---- RECORD LIST

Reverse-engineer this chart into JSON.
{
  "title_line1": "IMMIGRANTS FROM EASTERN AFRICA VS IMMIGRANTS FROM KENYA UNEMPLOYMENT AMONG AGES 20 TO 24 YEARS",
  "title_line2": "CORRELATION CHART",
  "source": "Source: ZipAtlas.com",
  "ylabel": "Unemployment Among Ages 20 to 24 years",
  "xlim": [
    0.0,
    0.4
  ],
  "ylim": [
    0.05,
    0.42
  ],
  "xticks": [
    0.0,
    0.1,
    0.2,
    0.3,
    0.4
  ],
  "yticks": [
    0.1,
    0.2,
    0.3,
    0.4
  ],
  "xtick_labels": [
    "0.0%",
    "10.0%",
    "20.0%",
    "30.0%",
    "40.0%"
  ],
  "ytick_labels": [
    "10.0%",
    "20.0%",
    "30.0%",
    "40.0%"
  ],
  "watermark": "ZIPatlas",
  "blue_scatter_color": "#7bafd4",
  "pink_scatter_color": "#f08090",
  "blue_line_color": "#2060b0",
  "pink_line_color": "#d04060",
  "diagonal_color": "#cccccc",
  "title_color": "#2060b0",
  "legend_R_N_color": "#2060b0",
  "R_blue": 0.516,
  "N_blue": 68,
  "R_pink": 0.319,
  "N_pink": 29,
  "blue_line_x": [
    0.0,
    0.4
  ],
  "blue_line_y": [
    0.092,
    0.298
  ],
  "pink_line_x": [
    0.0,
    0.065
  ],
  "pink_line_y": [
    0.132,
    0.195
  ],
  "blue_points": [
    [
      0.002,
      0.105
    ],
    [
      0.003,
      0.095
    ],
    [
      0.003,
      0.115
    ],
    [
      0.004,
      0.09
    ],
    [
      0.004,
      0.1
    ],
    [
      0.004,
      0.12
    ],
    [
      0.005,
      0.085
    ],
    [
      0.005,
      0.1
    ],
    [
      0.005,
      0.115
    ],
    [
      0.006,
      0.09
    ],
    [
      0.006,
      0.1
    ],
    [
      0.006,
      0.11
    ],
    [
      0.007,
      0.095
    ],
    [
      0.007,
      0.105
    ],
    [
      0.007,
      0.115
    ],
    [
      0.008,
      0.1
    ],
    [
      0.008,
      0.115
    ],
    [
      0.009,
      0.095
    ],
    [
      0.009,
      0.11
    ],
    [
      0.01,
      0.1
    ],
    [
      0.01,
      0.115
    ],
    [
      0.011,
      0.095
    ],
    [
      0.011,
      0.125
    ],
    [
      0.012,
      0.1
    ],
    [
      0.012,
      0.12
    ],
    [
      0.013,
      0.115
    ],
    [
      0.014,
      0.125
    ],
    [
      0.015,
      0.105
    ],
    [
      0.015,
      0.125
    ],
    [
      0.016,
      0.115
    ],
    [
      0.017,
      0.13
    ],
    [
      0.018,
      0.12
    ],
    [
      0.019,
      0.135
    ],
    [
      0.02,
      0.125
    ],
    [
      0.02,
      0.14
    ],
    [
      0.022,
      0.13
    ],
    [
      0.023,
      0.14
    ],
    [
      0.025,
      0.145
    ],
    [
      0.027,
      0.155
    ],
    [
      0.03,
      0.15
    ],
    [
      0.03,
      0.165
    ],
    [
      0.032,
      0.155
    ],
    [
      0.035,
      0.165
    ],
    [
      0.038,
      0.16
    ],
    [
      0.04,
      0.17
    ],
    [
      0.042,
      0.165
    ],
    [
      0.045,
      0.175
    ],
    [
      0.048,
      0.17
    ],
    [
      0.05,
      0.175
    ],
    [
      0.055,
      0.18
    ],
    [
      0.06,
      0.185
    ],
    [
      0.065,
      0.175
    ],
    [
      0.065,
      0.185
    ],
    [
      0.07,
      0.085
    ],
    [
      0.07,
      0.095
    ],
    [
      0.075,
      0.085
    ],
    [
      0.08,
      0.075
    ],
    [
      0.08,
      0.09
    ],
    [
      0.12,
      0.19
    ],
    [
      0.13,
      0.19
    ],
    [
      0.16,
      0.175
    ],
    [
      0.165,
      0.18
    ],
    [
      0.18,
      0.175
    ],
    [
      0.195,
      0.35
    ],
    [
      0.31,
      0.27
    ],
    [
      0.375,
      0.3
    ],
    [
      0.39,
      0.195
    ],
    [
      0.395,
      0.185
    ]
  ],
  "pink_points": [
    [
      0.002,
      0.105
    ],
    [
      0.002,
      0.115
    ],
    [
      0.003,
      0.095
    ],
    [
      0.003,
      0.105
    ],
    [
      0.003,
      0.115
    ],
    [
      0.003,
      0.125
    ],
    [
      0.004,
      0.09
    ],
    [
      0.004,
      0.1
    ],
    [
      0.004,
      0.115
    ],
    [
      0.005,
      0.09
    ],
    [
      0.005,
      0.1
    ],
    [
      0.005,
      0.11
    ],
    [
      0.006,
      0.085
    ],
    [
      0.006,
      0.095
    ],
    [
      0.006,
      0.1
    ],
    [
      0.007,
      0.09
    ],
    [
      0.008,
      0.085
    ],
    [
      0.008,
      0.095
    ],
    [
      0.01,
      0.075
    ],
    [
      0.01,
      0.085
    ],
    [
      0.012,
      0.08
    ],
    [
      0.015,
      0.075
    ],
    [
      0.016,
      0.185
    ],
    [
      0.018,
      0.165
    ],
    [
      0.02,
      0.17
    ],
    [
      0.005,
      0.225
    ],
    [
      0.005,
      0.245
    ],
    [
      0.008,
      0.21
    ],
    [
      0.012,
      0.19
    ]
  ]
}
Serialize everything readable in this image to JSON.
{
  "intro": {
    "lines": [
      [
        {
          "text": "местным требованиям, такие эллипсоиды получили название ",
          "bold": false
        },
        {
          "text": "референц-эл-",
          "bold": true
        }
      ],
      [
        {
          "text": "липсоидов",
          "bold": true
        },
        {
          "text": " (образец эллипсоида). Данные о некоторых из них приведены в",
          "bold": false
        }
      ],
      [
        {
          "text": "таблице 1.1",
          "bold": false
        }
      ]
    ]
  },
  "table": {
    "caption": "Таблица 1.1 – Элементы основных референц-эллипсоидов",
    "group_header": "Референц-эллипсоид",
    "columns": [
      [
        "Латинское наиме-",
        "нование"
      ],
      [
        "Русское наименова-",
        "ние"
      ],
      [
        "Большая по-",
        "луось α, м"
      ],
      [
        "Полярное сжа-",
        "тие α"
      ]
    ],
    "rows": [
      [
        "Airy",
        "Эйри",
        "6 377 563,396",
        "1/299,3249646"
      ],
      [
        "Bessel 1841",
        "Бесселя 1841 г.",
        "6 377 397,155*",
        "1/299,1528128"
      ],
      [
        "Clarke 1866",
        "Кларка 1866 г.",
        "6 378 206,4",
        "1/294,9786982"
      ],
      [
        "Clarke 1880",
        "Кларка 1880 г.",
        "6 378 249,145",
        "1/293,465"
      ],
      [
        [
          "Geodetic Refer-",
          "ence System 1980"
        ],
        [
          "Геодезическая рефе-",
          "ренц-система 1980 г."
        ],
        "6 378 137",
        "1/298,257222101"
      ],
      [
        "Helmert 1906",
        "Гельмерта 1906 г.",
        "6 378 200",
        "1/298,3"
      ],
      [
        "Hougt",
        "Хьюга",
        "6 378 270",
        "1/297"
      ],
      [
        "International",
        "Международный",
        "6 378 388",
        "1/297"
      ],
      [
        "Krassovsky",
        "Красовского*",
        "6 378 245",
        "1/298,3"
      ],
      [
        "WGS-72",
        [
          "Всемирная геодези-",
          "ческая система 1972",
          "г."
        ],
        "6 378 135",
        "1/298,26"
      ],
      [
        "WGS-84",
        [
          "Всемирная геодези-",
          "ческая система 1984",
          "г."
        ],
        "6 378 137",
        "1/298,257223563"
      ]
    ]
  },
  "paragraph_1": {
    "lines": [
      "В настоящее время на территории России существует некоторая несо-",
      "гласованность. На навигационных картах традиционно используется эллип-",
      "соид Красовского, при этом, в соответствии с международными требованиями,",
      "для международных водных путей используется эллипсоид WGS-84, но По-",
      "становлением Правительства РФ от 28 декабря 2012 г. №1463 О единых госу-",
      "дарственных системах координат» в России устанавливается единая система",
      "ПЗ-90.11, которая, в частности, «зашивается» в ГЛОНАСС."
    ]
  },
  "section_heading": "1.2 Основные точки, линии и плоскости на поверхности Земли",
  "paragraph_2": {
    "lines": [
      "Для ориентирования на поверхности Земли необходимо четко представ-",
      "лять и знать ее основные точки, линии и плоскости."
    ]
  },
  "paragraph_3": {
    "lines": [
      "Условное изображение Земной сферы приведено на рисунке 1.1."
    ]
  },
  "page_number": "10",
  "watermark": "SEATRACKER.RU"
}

--------

• EXERCISE INSTRUCTIONS
Find and count the lines of the data that include the string "Земли", and report that figure by itself.

• EXERCISE ANSWER
2